* [AIM]: What follows is a set of entries. Give them again exactly, without the pictures.

* [INPUT MATERIAL]:

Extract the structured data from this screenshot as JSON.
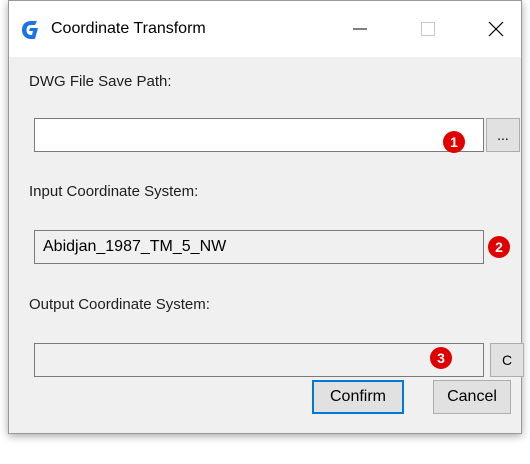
{
  "window": {
    "title": "Coordinate Transform",
    "icon": "g-logo-icon",
    "accent": "#1a73e8"
  },
  "dwg": {
    "label": "DWG File Save Path:",
    "value": "",
    "browse_label": "...",
    "badge": "1"
  },
  "input_cs": {
    "label": "Input Coordinate System:",
    "value": "Abidjan_1987_TM_5_NW",
    "badge": "2"
  },
  "output_cs": {
    "label": "Output Coordinate System:",
    "value": "",
    "choose_label": "C",
    "badge": "3"
  },
  "actions": {
    "confirm_label": "Confirm",
    "cancel_label": "Cancel"
  },
  "colors": {
    "badge": "#e00000",
    "default_button_border": "#0078d7"
  }
}
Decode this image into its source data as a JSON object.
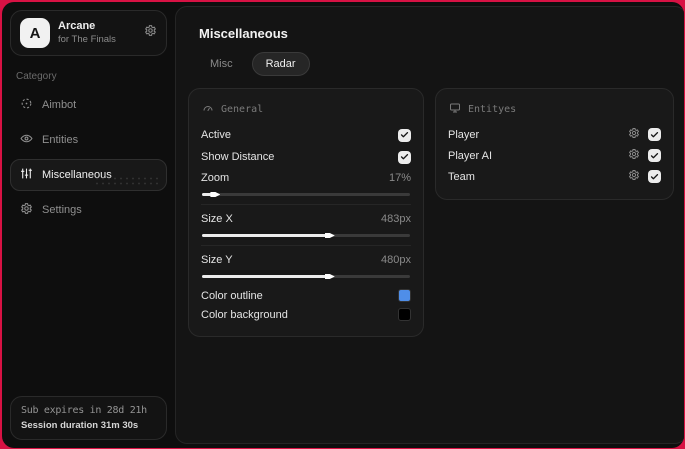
{
  "app": {
    "name": "Arcane",
    "subtitle": "for The Finals"
  },
  "colors": {
    "accent_red": "#d81244",
    "outline_swatch": "#4f8ee8",
    "background_swatch": "#000000"
  },
  "sidebar": {
    "category_label": "Category",
    "items": [
      {
        "label": "Aimbot",
        "icon": "crosshair-icon",
        "active": false
      },
      {
        "label": "Entities",
        "icon": "entities-icon",
        "active": false
      },
      {
        "label": "Miscellaneous",
        "icon": "sliders-icon",
        "active": true
      },
      {
        "label": "Settings",
        "icon": "gear-icon",
        "active": false
      }
    ],
    "footer": {
      "sub_expires": "Sub expires in 28d 21h",
      "session_duration": "Session duration 31m 30s"
    }
  },
  "main": {
    "title": "Miscellaneous",
    "tabs": [
      {
        "label": "Misc",
        "active": false
      },
      {
        "label": "Radar",
        "active": true
      }
    ],
    "general_panel": {
      "title": "General",
      "toggles": [
        {
          "label": "Active",
          "checked": true
        },
        {
          "label": "Show Distance",
          "checked": true
        }
      ],
      "sliders": [
        {
          "label": "Zoom",
          "value": "17%",
          "percent": 5
        },
        {
          "label": "Size X",
          "value": "483px",
          "percent": 60
        },
        {
          "label": "Size Y",
          "value": "480px",
          "percent": 60
        }
      ],
      "color_rows": [
        {
          "label": "Color outline",
          "color": "#4f8ee8"
        },
        {
          "label": "Color background",
          "color": "#000000"
        }
      ]
    },
    "entities_panel": {
      "title": "Entityes",
      "rows": [
        {
          "label": "Player",
          "checked": true
        },
        {
          "label": "Player AI",
          "checked": true
        },
        {
          "label": "Team",
          "checked": true
        }
      ]
    }
  }
}
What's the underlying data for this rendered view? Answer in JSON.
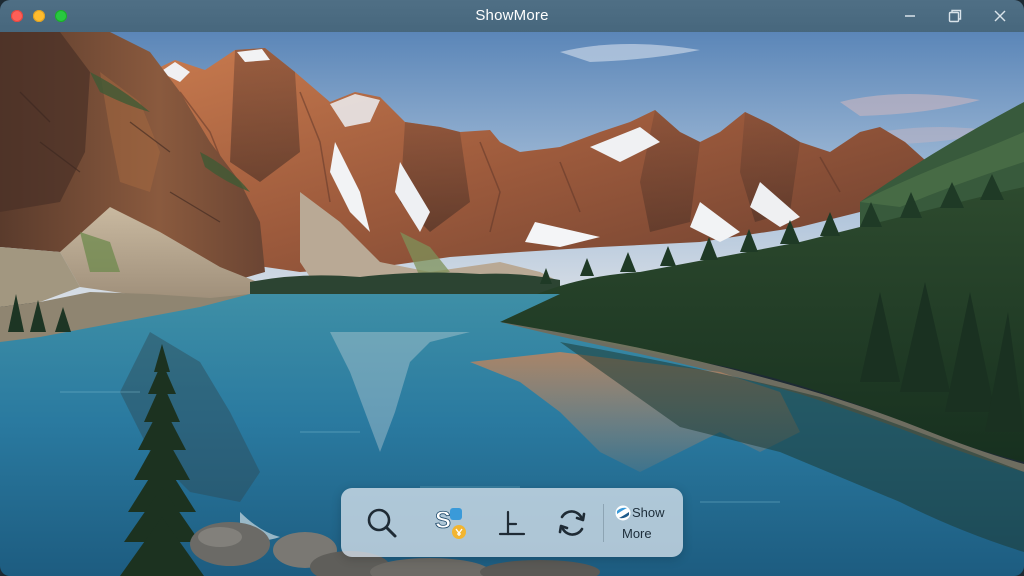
{
  "window": {
    "title": "ShowMore",
    "controls": {
      "close_color": "#fe5f57",
      "minimize_color": "#febc2e",
      "maximize_color": "#28c840"
    },
    "right_controls": [
      "minimize-icon",
      "restore-icon",
      "close-icon"
    ]
  },
  "scene": {
    "subject": "mountain-lake-landscape"
  },
  "toolbar": {
    "tools": [
      {
        "name": "search",
        "icon": "magnifier-icon"
      },
      {
        "name": "translate",
        "icon": "translate-icon"
      },
      {
        "name": "pin",
        "icon": "pin-icon"
      },
      {
        "name": "refresh",
        "icon": "refresh-icon"
      }
    ],
    "brand": {
      "line1": "Show",
      "line2": "More",
      "icon": "showmore-logo-icon"
    },
    "accent": "#3a9ad9"
  }
}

* [SOLUTION FOR THIS EXERCISE]:
Extract the structured data from this screenshot as JSON.
{
  "window": {
    "title": "Coordinate Transform",
    "icon": "g-logo-icon",
    "accent": "#1a73e8"
  },
  "dwg": {
    "label": "DWG File Save Path:",
    "value": "",
    "browse_label": "...",
    "badge": "1"
  },
  "input_cs": {
    "label": "Input Coordinate System:",
    "value": "Abidjan_1987_TM_5_NW",
    "badge": "2"
  },
  "output_cs": {
    "label": "Output Coordinate System:",
    "value": "",
    "choose_label": "C",
    "badge": "3"
  },
  "actions": {
    "confirm_label": "Confirm",
    "cancel_label": "Cancel"
  },
  "colors": {
    "badge": "#e00000",
    "default_button_border": "#0078d7"
  }
}
Decode this image into its source data as a JSON object.
{
  "app": {
    "name": "Arcane",
    "subtitle": "for The Finals"
  },
  "colors": {
    "accent_red": "#d81244",
    "outline_swatch": "#4f8ee8",
    "background_swatch": "#000000"
  },
  "sidebar": {
    "category_label": "Category",
    "items": [
      {
        "label": "Aimbot",
        "icon": "crosshair-icon",
        "active": false
      },
      {
        "label": "Entities",
        "icon": "entities-icon",
        "active": false
      },
      {
        "label": "Miscellaneous",
        "icon": "sliders-icon",
        "active": true
      },
      {
        "label": "Settings",
        "icon": "gear-icon",
        "active": false
      }
    ],
    "footer": {
      "sub_expires": "Sub expires in 28d 21h",
      "session_duration": "Session duration 31m 30s"
    }
  },
  "main": {
    "title": "Miscellaneous",
    "tabs": [
      {
        "label": "Misc",
        "active": false
      },
      {
        "label": "Radar",
        "active": true
      }
    ],
    "general_panel": {
      "title": "General",
      "toggles": [
        {
          "label": "Active",
          "checked": true
        },
        {
          "label": "Show Distance",
          "checked": true
        }
      ],
      "sliders": [
        {
          "label": "Zoom",
          "value": "17%",
          "percent": 5
        },
        {
          "label": "Size X",
          "value": "483px",
          "percent": 60
        },
        {
          "label": "Size Y",
          "value": "480px",
          "percent": 60
        }
      ],
      "color_rows": [
        {
          "label": "Color outline",
          "color": "#4f8ee8"
        },
        {
          "label": "Color background",
          "color": "#000000"
        }
      ]
    },
    "entities_panel": {
      "title": "Entityes",
      "rows": [
        {
          "label": "Player",
          "checked": true
        },
        {
          "label": "Player AI",
          "checked": true
        },
        {
          "label": "Team",
          "checked": true
        }
      ]
    }
  }
}
What's the underlying data for this rendered view? Answer in JSON.
{
  "window": {
    "title": "ShowMore",
    "controls": {
      "close_color": "#fe5f57",
      "minimize_color": "#febc2e",
      "maximize_color": "#28c840"
    },
    "right_controls": [
      "minimize-icon",
      "restore-icon",
      "close-icon"
    ]
  },
  "scene": {
    "subject": "mountain-lake-landscape"
  },
  "toolbar": {
    "tools": [
      {
        "name": "search",
        "icon": "magnifier-icon"
      },
      {
        "name": "translate",
        "icon": "translate-icon"
      },
      {
        "name": "pin",
        "icon": "pin-icon"
      },
      {
        "name": "refresh",
        "icon": "refresh-icon"
      }
    ],
    "brand": {
      "line1": "Show",
      "line2": "More",
      "icon": "showmore-logo-icon"
    },
    "accent": "#3a9ad9"
  }
}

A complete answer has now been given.